*SHORT EXERCISE*.
Write out the listing in full, matching it word for word.

Stored records:
**********
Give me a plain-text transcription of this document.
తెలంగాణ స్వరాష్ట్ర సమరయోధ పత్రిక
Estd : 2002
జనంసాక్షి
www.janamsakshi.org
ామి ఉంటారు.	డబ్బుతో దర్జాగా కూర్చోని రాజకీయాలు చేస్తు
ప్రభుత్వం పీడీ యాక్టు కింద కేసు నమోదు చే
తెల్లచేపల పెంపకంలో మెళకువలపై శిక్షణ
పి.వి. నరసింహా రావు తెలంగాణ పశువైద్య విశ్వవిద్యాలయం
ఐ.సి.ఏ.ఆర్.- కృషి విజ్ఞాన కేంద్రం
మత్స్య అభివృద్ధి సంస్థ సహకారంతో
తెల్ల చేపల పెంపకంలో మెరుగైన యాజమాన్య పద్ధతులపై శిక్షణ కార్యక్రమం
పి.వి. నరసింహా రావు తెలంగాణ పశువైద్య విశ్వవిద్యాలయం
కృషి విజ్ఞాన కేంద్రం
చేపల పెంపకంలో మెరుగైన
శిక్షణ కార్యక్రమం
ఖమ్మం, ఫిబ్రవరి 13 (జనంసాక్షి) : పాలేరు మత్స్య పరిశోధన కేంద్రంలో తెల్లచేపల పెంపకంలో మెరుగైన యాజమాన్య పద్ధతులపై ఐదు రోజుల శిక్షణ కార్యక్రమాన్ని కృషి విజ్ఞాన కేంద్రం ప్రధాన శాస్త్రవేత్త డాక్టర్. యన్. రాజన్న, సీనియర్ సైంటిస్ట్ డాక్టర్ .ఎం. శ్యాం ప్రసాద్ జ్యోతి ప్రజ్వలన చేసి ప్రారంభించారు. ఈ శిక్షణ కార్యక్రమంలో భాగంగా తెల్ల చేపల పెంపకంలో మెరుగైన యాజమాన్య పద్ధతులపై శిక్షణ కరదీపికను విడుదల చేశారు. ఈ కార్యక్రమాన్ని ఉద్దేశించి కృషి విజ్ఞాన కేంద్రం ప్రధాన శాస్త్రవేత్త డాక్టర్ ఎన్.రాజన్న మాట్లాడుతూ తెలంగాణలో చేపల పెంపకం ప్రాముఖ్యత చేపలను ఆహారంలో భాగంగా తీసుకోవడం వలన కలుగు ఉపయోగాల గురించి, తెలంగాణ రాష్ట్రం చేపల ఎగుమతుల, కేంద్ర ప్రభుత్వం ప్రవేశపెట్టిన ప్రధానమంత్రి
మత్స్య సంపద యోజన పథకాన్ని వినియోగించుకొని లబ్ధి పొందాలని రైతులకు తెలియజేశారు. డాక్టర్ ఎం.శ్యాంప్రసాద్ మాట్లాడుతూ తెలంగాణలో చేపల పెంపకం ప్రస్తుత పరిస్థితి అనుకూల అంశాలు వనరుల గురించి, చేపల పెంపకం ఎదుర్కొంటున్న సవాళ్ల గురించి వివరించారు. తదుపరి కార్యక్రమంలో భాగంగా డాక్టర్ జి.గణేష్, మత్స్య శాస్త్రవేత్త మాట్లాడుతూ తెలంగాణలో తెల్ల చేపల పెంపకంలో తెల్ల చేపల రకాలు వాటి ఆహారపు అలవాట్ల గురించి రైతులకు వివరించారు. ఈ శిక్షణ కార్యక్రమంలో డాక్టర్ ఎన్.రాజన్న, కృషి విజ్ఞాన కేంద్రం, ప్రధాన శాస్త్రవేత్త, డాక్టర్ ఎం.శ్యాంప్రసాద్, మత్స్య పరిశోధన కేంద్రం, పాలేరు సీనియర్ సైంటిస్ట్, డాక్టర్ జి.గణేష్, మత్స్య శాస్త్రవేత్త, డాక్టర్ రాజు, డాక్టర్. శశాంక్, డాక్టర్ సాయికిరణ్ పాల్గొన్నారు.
**********
*PROBLEM SOLUTION*.
Give me a plain-text transcription of this document.
తెలంగాణ స్వరాష్ట్ర సమరయోధ పత్రిక
Estd : 2002
జనంసాక్షి
www.janamsakshi.org
ామి ఉంటారు.	డబ్బుతో దర్జాగా కూర్చోని రాజకీయాలు చేస్తు
ప్రభుత్వం పీడీ యాక్టు కింద కేసు నమోదు చే
తెల్లచేపల పెంపకంలో మెళకువలపై శిక్షణ
పి.వి. నరసింహా రావు తెలంగాణ పశువైద్య విశ్వవిద్యాలయం
ఐ.సి.ఏ.ఆర్.- కృషి విజ్ఞాన కేంద్రం
మత్స్య అభివృద్ధి సంస్థ సహకారంతో
తెల్ల చేపల పెంపకంలో మెరుగైన యాజమాన్య పద్ధతులపై శిక్షణ కార్యక్రమం
పి.వి. నరసింహా రావు తెలంగాణ పశువైద్య విశ్వవిద్యాలయం
కృషి విజ్ఞాన కేంద్రం
చేపల పెంపకంలో మెరుగైన
శిక్షణ కార్యక్రమం
ఖమ్మం, ఫిబ్రవరి 13 (జనంసాక్షి) : పాలేరు మత్స్య పరిశోధన కేంద్రంలో తెల్లచేపల పెంపకంలో మెరుగైన యాజమాన్య పద్ధతులపై ఐదు రోజుల శిక్షణ కార్యక్రమాన్ని కృషి విజ్ఞాన కేంద్రం ప్రధాన శాస్త్రవేత్త డాక్టర్. యన్. రాజన్న, సీనియర్ సైంటిస్ట్ డాక్టర్ .ఎం. శ్యాం ప్రసాద్ జ్యోతి ప్రజ్వలన చేసి ప్రారంభించారు. ఈ శిక్షణ కార్యక్రమంలో భాగంగా తెల్ల చేపల పెంపకంలో మెరుగైన యాజమాన్య పద్ధతులపై శిక్షణ కరదీపికను విడుదల చేశారు. ఈ కార్యక్రమాన్ని ఉద్దేశించి కృషి విజ్ఞాన కేంద్రం ప్రధాన శాస్త్రవేత్త డాక్టర్ ఎన్.రాజన్న మాట్లాడుతూ తెలంగాణలో చేపల పెంపకం ప్రాముఖ్యత చేపలను ఆహారంలో భాగంగా తీసుకోవడం వలన కలుగు ఉపయోగాల గురించి, తెలంగాణ రాష్ట్రం చేపల ఎగుమతుల, కేంద్ర ప్రభుత్వం ప్రవేశపెట్టిన ప్రధానమంత్రి
మత్స్య సంపద యోజన పథకాన్ని వినియోగించుకొని లబ్ధి పొందాలని రైతులకు తెలియజేశారు. డాక్టర్ ఎం.శ్యాంప్రసాద్ మాట్లాడుతూ తెలంగాణలో చేపల పెంపకం ప్రస్తుత పరిస్థితి అనుకూల అంశాలు వనరుల గురించి, చేపల పెంపకం ఎదుర్కొంటున్న సవాళ్ల గురించి వివరించారు. తదుపరి కార్యక్రమంలో భాగంగా డాక్టర్ జి.గణేష్, మత్స్య శాస్త్రవేత్త మాట్లాడుతూ తెలంగాణలో తెల్ల చేపల పెంపకంలో తెల్ల చేపల రకాలు వాటి ఆహారపు అలవాట్ల గురించి రైతులకు వివరించారు. ఈ శిక్షణ కార్యక్రమంలో డాక్టర్ ఎన్.రాజన్న, కృషి విజ్ఞాన కేంద్రం, ప్రధాన శాస్త్రవేత్త, డాక్టర్ ఎం.శ్యాంప్రసాద్, మత్స్య పరిశోధన కేంద్రం, పాలేరు సీనియర్ సైంటిస్ట్, డాక్టర్ జి.గణేష్, మత్స్య శాస్త్రవేత్త, డాక్టర్ రాజు, డాక్టర్. శశాంక్, డాక్టర్ సాయికిరణ్ పాల్గొన్నారు.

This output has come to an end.